### PROBLEM TO WORK ON
Pictures do not belong in the copy; restate the records below word for word.

(Dataset records)

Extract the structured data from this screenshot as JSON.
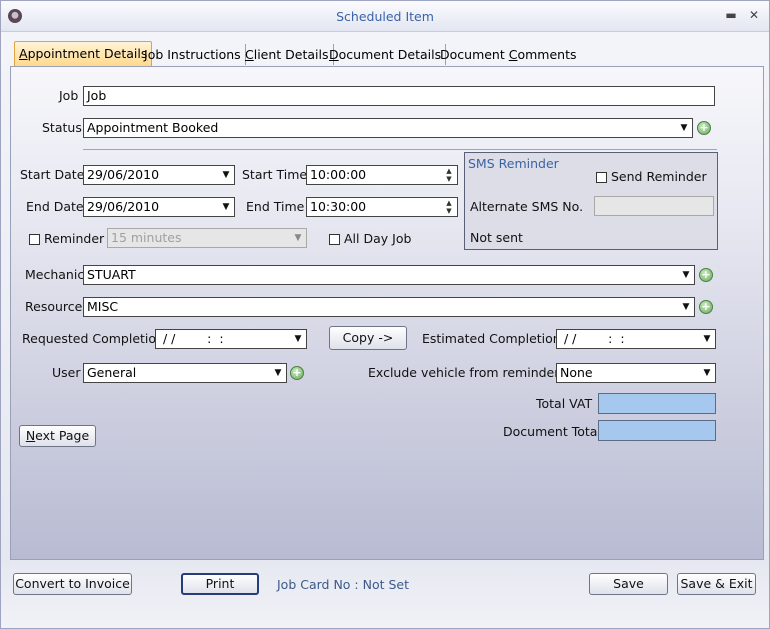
{
  "window": {
    "title": "Scheduled Item",
    "minimize": "▬",
    "close": "✕"
  },
  "tabs": [
    {
      "pre": "",
      "key": "A",
      "post": "ppointment Details"
    },
    {
      "pre": "",
      "key": "J",
      "post": "ob Instructions"
    },
    {
      "pre": "",
      "key": "C",
      "post": "lient Details"
    },
    {
      "pre": "",
      "key": "D",
      "post": "ocument Details"
    },
    {
      "pre": "Document ",
      "key": "C",
      "post": "omments"
    }
  ],
  "form": {
    "job_label": "Job",
    "job_value": "Job",
    "status_label": "Status",
    "status_value": "Appointment Booked",
    "start_date_label": "Start Date",
    "start_date_value": "29/06/2010",
    "start_time_label": "Start Time",
    "start_time_value": "10:00:00",
    "end_date_label": "End Date",
    "end_date_value": "29/06/2010",
    "end_time_label": "End Time",
    "end_time_value": "10:30:00",
    "reminder_label": "Reminder",
    "reminder_value": "15 minutes",
    "all_day_label": "All Day Job",
    "mechanic_label": "Mechanic",
    "mechanic_value": "STUART",
    "resource_label": "Resource",
    "resource_value": "MISC",
    "requested_label": "Requested Completion",
    "requested_value": " / /        :  :",
    "copy_label": "Copy ->",
    "estimated_label": "Estimated Completion",
    "estimated_value": " / /        :  :",
    "user_label": "User",
    "user_value": "General",
    "exclude_label": "Exclude vehicle from reminders",
    "exclude_value": "None",
    "total_vat_label": "Total VAT",
    "total_vat_value": "",
    "doc_total_label": "Document Total",
    "doc_total_value": "",
    "next_page_key": "N",
    "next_page_rest": "ext Page"
  },
  "sms": {
    "title": "SMS Reminder",
    "send_label": "Send Reminder",
    "alt_label": "Alternate SMS No.",
    "alt_value": "",
    "status": "Not sent"
  },
  "footer": {
    "convert_label": "Convert to Invoice",
    "print_label": "Print",
    "job_card": "Job Card No : Not Set",
    "save_label": "Save",
    "save_exit_label": "Save & Exit"
  }
}
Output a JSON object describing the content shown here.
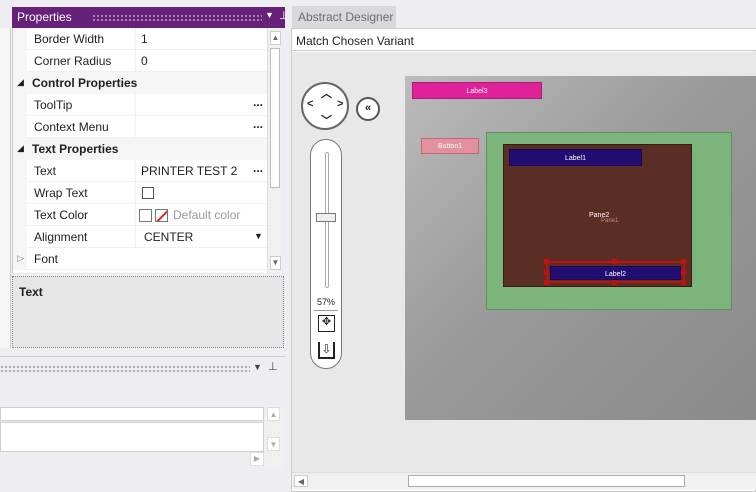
{
  "properties_panel": {
    "title": "Properties",
    "rows": [
      {
        "kind": "prop",
        "label": "Border Width",
        "value": "1"
      },
      {
        "kind": "prop",
        "label": "Corner Radius",
        "value": "0"
      },
      {
        "kind": "category",
        "label": "Control Properties"
      },
      {
        "kind": "prop",
        "label": "ToolTip",
        "value": "",
        "ellipsis": "..."
      },
      {
        "kind": "prop",
        "label": "Context Menu",
        "value": "",
        "ellipsis": "..."
      },
      {
        "kind": "category",
        "label": "Text Properties"
      },
      {
        "kind": "prop",
        "label": "Text",
        "value": "PRINTER TEST 2",
        "ellipsis": "..."
      },
      {
        "kind": "prop",
        "label": "Wrap Text",
        "value": "",
        "checked": false
      },
      {
        "kind": "prop",
        "label": "Text Color",
        "value": "Default color"
      },
      {
        "kind": "prop",
        "label": "Alignment",
        "value": "CENTER"
      },
      {
        "kind": "collapsed",
        "label": "Font"
      }
    ],
    "description_title": "Text"
  },
  "designer": {
    "tab_label": "Abstract Designer",
    "variant_label": "Match Chosen Variant",
    "zoom_level": "57%",
    "zoom_fraction": 0.57,
    "controls": {
      "label3": "Label3",
      "button1": "Button1",
      "label1": "Label1",
      "pane2": "Pane2",
      "pane1": "Pane1",
      "label2": "Label2"
    },
    "colors": {
      "label3_bg": "#e0229a",
      "button1_bg": "#e2919c",
      "panel_green": "#7bb57b",
      "pane2_bg": "#5b2e25",
      "label_blue": "#220e72",
      "selection": "#c01010"
    }
  },
  "icons": {
    "panel_dropdown": "chevron-down-icon",
    "panel_pin": "pin-icon",
    "nav": "pan-arrows-icon",
    "collapse": "double-chevron-left-icon",
    "fit": "fit-to-screen-icon",
    "export": "export-icon"
  },
  "theme": {
    "accent": "#68217a"
  }
}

### EXERCISE RESPONSE
Extract the structured data from this screenshot as JSON.
{
  "window": {
    "title": "Scheduled Item",
    "minimize": "▬",
    "close": "✕"
  },
  "tabs": [
    {
      "pre": "",
      "key": "A",
      "post": "ppointment Details"
    },
    {
      "pre": "",
      "key": "J",
      "post": "ob Instructions"
    },
    {
      "pre": "",
      "key": "C",
      "post": "lient Details"
    },
    {
      "pre": "",
      "key": "D",
      "post": "ocument Details"
    },
    {
      "pre": "Document ",
      "key": "C",
      "post": "omments"
    }
  ],
  "form": {
    "job_label": "Job",
    "job_value": "Job",
    "status_label": "Status",
    "status_value": "Appointment Booked",
    "start_date_label": "Start Date",
    "start_date_value": "29/06/2010",
    "start_time_label": "Start Time",
    "start_time_value": "10:00:00",
    "end_date_label": "End Date",
    "end_date_value": "29/06/2010",
    "end_time_label": "End Time",
    "end_time_value": "10:30:00",
    "reminder_label": "Reminder",
    "reminder_value": "15 minutes",
    "all_day_label": "All Day Job",
    "mechanic_label": "Mechanic",
    "mechanic_value": "STUART",
    "resource_label": "Resource",
    "resource_value": "MISC",
    "requested_label": "Requested Completion",
    "requested_value": " / /        :  :",
    "copy_label": "Copy ->",
    "estimated_label": "Estimated Completion",
    "estimated_value": " / /        :  :",
    "user_label": "User",
    "user_value": "General",
    "exclude_label": "Exclude vehicle from reminders",
    "exclude_value": "None",
    "total_vat_label": "Total VAT",
    "total_vat_value": "",
    "doc_total_label": "Document Total",
    "doc_total_value": "",
    "next_page_key": "N",
    "next_page_rest": "ext Page"
  },
  "sms": {
    "title": "SMS Reminder",
    "send_label": "Send Reminder",
    "alt_label": "Alternate SMS No.",
    "alt_value": "",
    "status": "Not sent"
  },
  "footer": {
    "convert_label": "Convert to Invoice",
    "print_label": "Print",
    "job_card": "Job Card No : Not Set",
    "save_label": "Save",
    "save_exit_label": "Save & Exit"
  }
}
Output a JSON object describing the content shown here.
{
  "properties_panel": {
    "title": "Properties",
    "rows": [
      {
        "kind": "prop",
        "label": "Border Width",
        "value": "1"
      },
      {
        "kind": "prop",
        "label": "Corner Radius",
        "value": "0"
      },
      {
        "kind": "category",
        "label": "Control Properties"
      },
      {
        "kind": "prop",
        "label": "ToolTip",
        "value": "",
        "ellipsis": "..."
      },
      {
        "kind": "prop",
        "label": "Context Menu",
        "value": "",
        "ellipsis": "..."
      },
      {
        "kind": "category",
        "label": "Text Properties"
      },
      {
        "kind": "prop",
        "label": "Text",
        "value": "PRINTER TEST 2",
        "ellipsis": "..."
      },
      {
        "kind": "prop",
        "label": "Wrap Text",
        "value": "",
        "checked": false
      },
      {
        "kind": "prop",
        "label": "Text Color",
        "value": "Default color"
      },
      {
        "kind": "prop",
        "label": "Alignment",
        "value": "CENTER"
      },
      {
        "kind": "collapsed",
        "label": "Font"
      }
    ],
    "description_title": "Text"
  },
  "designer": {
    "tab_label": "Abstract Designer",
    "variant_label": "Match Chosen Variant",
    "zoom_level": "57%",
    "zoom_fraction": 0.57,
    "controls": {
      "label3": "Label3",
      "button1": "Button1",
      "label1": "Label1",
      "pane2": "Pane2",
      "pane1": "Pane1",
      "label2": "Label2"
    },
    "colors": {
      "label3_bg": "#e0229a",
      "button1_bg": "#e2919c",
      "panel_green": "#7bb57b",
      "pane2_bg": "#5b2e25",
      "label_blue": "#220e72",
      "selection": "#c01010"
    }
  },
  "icons": {
    "panel_dropdown": "chevron-down-icon",
    "panel_pin": "pin-icon",
    "nav": "pan-arrows-icon",
    "collapse": "double-chevron-left-icon",
    "fit": "fit-to-screen-icon",
    "export": "export-icon"
  },
  "theme": {
    "accent": "#68217a"
  }
}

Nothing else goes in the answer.